Set exercise:
Lift out all lines below that contain "source".

──────────────────────────────

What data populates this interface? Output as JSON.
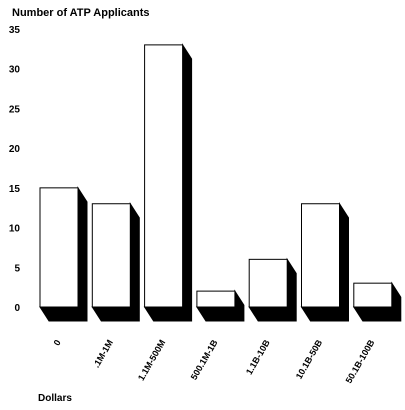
{
  "chart_data": {
    "type": "bar",
    "ylabel": "Number of ATP Applicants",
    "xlabel": "Dollars",
    "categories": [
      "0",
      ".1M-1M",
      "1.1M-500M",
      "500.1M-1B",
      "1.1B-10B",
      "10.1B-50B",
      "50.1B-100B"
    ],
    "values": [
      15,
      13,
      33,
      2,
      6,
      13,
      3
    ],
    "ylim": [
      0,
      35
    ],
    "yticks": [
      "0",
      "5",
      "10",
      "15",
      "20",
      "25",
      "30",
      "35"
    ],
    "grid": false,
    "legend": "none",
    "style": "3d-extruded",
    "bar_face_color": "#ffffff",
    "bar_side_color": "#000000",
    "bar_outline_color": "#000000"
  }
}
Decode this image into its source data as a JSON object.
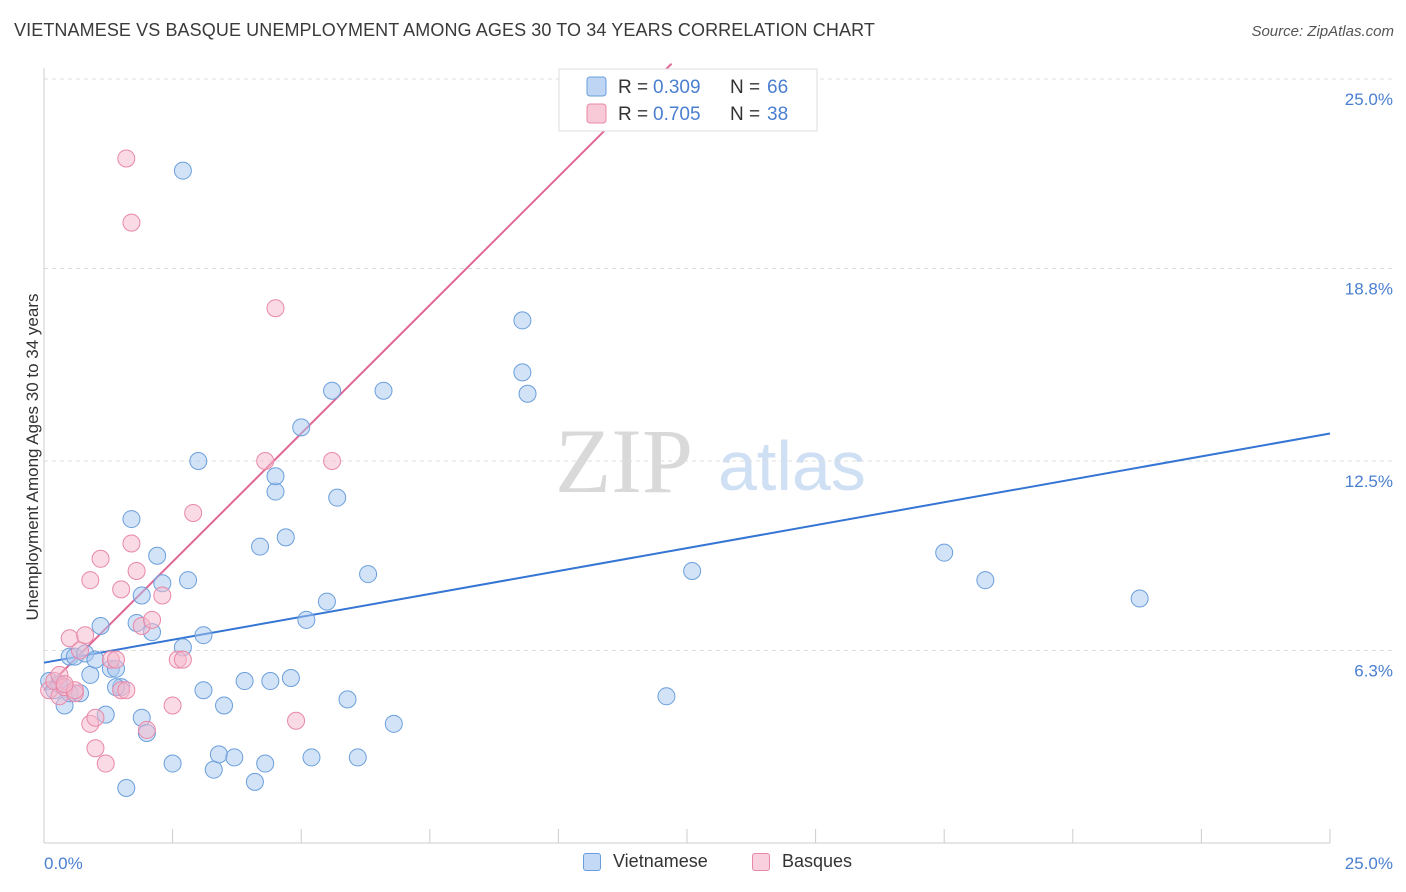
{
  "title": "VIETNAMESE VS BASQUE UNEMPLOYMENT AMONG AGES 30 TO 34 YEARS CORRELATION CHART",
  "source": "Source: ZipAtlas.com",
  "watermark": {
    "zip": "ZIP",
    "atlas": "atlas"
  },
  "colors": {
    "blue_fill": "#a8c8f0",
    "blue_stroke": "#6a9fdc",
    "blue_line": "#3575d3",
    "pink_fill": "#f5b8cb",
    "pink_stroke": "#e888a8",
    "pink_line": "#e06896",
    "accent_text": "#4a7fd0"
  },
  "legend": {
    "rows": [
      {
        "r_label": "R =",
        "r_value": "0.309",
        "n_label": "N =",
        "n_value": "66"
      },
      {
        "r_label": "R =",
        "r_value": "0.705",
        "n_label": "N =",
        "n_value": "38"
      }
    ]
  },
  "bottom_legend": {
    "items": [
      "Vietnamese",
      "Basques"
    ]
  },
  "chart_data": {
    "type": "scatter",
    "xlabel": "",
    "ylabel": "Unemployment Among Ages 30 to 34 years",
    "xlim": [
      0,
      25
    ],
    "ylim": [
      0,
      25
    ],
    "x_tick_labels": [
      "0.0%",
      "25.0%"
    ],
    "y_ticks": [
      6.3,
      12.5,
      18.8,
      25.0
    ],
    "y_tick_labels": [
      "6.3%",
      "12.5%",
      "18.8%",
      "25.0%"
    ],
    "grid": "horizontal dashed",
    "series": [
      {
        "name": "Vietnamese",
        "r": 0.309,
        "n": 66,
        "trend": {
          "x0": 0,
          "y0": 5.9,
          "x1": 25,
          "y1": 13.4
        },
        "points": [
          [
            0.1,
            5.3
          ],
          [
            0.2,
            5.0
          ],
          [
            0.3,
            5.2
          ],
          [
            0.4,
            4.5
          ],
          [
            0.5,
            6.1
          ],
          [
            0.5,
            4.9
          ],
          [
            0.6,
            6.1
          ],
          [
            0.7,
            4.9
          ],
          [
            0.8,
            6.2
          ],
          [
            0.9,
            5.5
          ],
          [
            1.0,
            6.0
          ],
          [
            1.1,
            7.1
          ],
          [
            1.2,
            4.2
          ],
          [
            1.3,
            5.7
          ],
          [
            1.4,
            5.7
          ],
          [
            1.5,
            5.1
          ],
          [
            1.6,
            1.8
          ],
          [
            1.7,
            10.6
          ],
          [
            1.8,
            7.2
          ],
          [
            1.9,
            8.1
          ],
          [
            1.9,
            4.1
          ],
          [
            2.0,
            3.6
          ],
          [
            2.1,
            6.9
          ],
          [
            2.2,
            9.4
          ],
          [
            2.3,
            8.5
          ],
          [
            2.5,
            2.6
          ],
          [
            2.7,
            6.4
          ],
          [
            2.7,
            22.0
          ],
          [
            2.8,
            8.6
          ],
          [
            3.0,
            12.5
          ],
          [
            3.1,
            5.0
          ],
          [
            3.1,
            6.8
          ],
          [
            3.3,
            2.4
          ],
          [
            3.4,
            2.9
          ],
          [
            3.5,
            4.5
          ],
          [
            3.7,
            2.8
          ],
          [
            3.9,
            5.3
          ],
          [
            4.1,
            2.0
          ],
          [
            4.2,
            9.7
          ],
          [
            4.3,
            2.6
          ],
          [
            4.4,
            5.3
          ],
          [
            4.5,
            11.5
          ],
          [
            4.5,
            12.0
          ],
          [
            4.7,
            10.0
          ],
          [
            4.8,
            5.4
          ],
          [
            5.0,
            13.6
          ],
          [
            5.1,
            7.3
          ],
          [
            5.2,
            2.8
          ],
          [
            5.5,
            7.9
          ],
          [
            5.6,
            14.8
          ],
          [
            5.7,
            11.3
          ],
          [
            5.9,
            4.7
          ],
          [
            6.1,
            2.8
          ],
          [
            6.3,
            8.8
          ],
          [
            6.6,
            14.8
          ],
          [
            6.8,
            3.9
          ],
          [
            9.3,
            15.4
          ],
          [
            9.3,
            17.1
          ],
          [
            9.4,
            14.7
          ],
          [
            12.1,
            4.8
          ],
          [
            12.6,
            8.9
          ],
          [
            17.5,
            9.5
          ],
          [
            18.3,
            8.6
          ],
          [
            21.3,
            8.0
          ],
          [
            0.3,
            5.2
          ],
          [
            1.4,
            5.1
          ]
        ]
      },
      {
        "name": "Basques",
        "r": 0.705,
        "n": 38,
        "trend": {
          "x0": 0,
          "y0": 5.0,
          "x1": 12.2,
          "y1": 25.5
        },
        "points": [
          [
            0.1,
            5.0
          ],
          [
            0.2,
            5.3
          ],
          [
            0.3,
            5.5
          ],
          [
            0.3,
            4.8
          ],
          [
            0.4,
            5.1
          ],
          [
            0.5,
            6.7
          ],
          [
            0.6,
            4.9
          ],
          [
            0.6,
            5.0
          ],
          [
            0.7,
            6.3
          ],
          [
            0.8,
            6.8
          ],
          [
            0.9,
            3.9
          ],
          [
            0.9,
            8.6
          ],
          [
            1.0,
            3.1
          ],
          [
            1.0,
            4.1
          ],
          [
            1.1,
            9.3
          ],
          [
            1.2,
            2.6
          ],
          [
            1.3,
            6.0
          ],
          [
            1.4,
            6.0
          ],
          [
            1.5,
            8.3
          ],
          [
            1.5,
            5.0
          ],
          [
            1.6,
            22.4
          ],
          [
            1.7,
            9.8
          ],
          [
            1.7,
            20.3
          ],
          [
            1.8,
            8.9
          ],
          [
            1.9,
            7.1
          ],
          [
            2.0,
            3.7
          ],
          [
            2.1,
            7.3
          ],
          [
            2.3,
            8.1
          ],
          [
            2.5,
            4.5
          ],
          [
            2.6,
            6.0
          ],
          [
            2.7,
            6.0
          ],
          [
            2.9,
            10.8
          ],
          [
            4.3,
            12.5
          ],
          [
            4.5,
            17.5
          ],
          [
            4.9,
            4.0
          ],
          [
            5.6,
            12.5
          ],
          [
            0.4,
            5.2
          ],
          [
            1.6,
            5.0
          ]
        ]
      }
    ]
  }
}
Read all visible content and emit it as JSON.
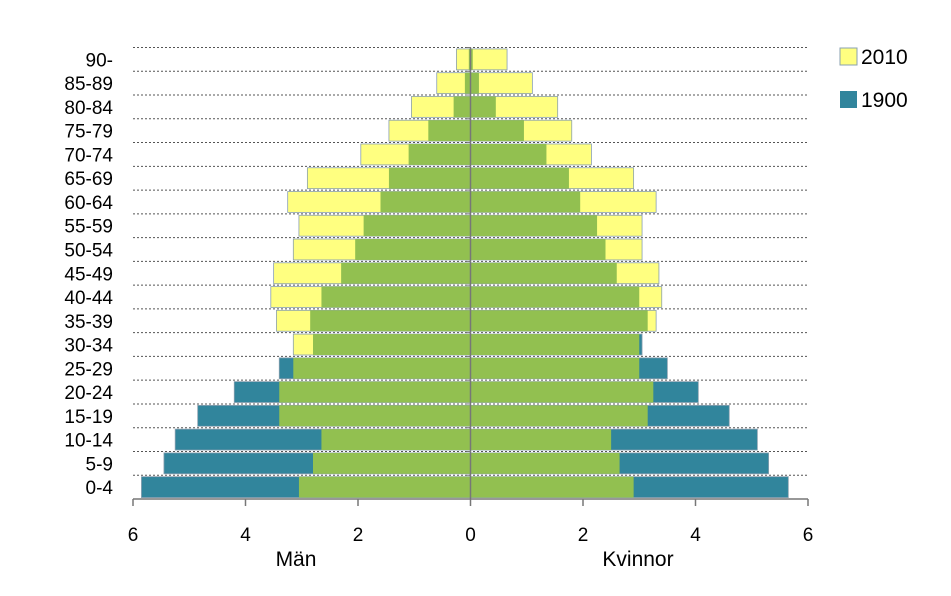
{
  "chart_data": {
    "type": "bar",
    "orientation": "horizontal",
    "layout": "population-pyramid",
    "categories": [
      "0-4",
      "5-9",
      "10-14",
      "15-19",
      "20-24",
      "25-29",
      "30-34",
      "35-39",
      "40-44",
      "45-49",
      "50-54",
      "55-59",
      "60-64",
      "65-69",
      "70-74",
      "75-79",
      "80-84",
      "85-89",
      "90-"
    ],
    "xlabel_left": "Män",
    "xlabel_right": "Kvinnor",
    "xlim": [
      -6,
      6
    ],
    "xticks": [
      -6,
      -4,
      -2,
      0,
      2,
      4,
      6
    ],
    "xtick_labels": [
      "6",
      "4",
      "2",
      "0",
      "2",
      "4",
      "6"
    ],
    "grid": "horizontal-dotted",
    "legend_position": "right",
    "series": [
      {
        "name": "1900",
        "color": "#31859C",
        "men": [
          5.85,
          5.45,
          5.25,
          4.85,
          4.2,
          3.4,
          2.8,
          2.85,
          2.65,
          2.3,
          2.05,
          1.9,
          1.6,
          1.45,
          1.1,
          0.75,
          0.3,
          0.1,
          0.03
        ],
        "women": [
          5.65,
          5.3,
          5.1,
          4.6,
          4.05,
          3.5,
          3.05,
          3.15,
          3.0,
          2.6,
          2.4,
          2.25,
          1.95,
          1.75,
          1.35,
          0.95,
          0.45,
          0.15,
          0.04
        ]
      },
      {
        "name": "2010",
        "color": "#FFFF80",
        "men": [
          3.05,
          2.8,
          2.65,
          3.4,
          3.4,
          3.15,
          3.15,
          3.45,
          3.55,
          3.5,
          3.15,
          3.05,
          3.25,
          2.9,
          1.95,
          1.45,
          1.05,
          0.6,
          0.25
        ],
        "women": [
          2.9,
          2.65,
          2.5,
          3.15,
          3.25,
          3.0,
          3.0,
          3.3,
          3.4,
          3.35,
          3.05,
          3.05,
          3.3,
          2.9,
          2.15,
          1.8,
          1.55,
          1.1,
          0.65
        ]
      }
    ],
    "overlap_color": "#92C050"
  }
}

──────────────────────────────

Result of this task:
Decode this image into its source data as a JSON object.
  "source": "Source: ZipAtlas.com",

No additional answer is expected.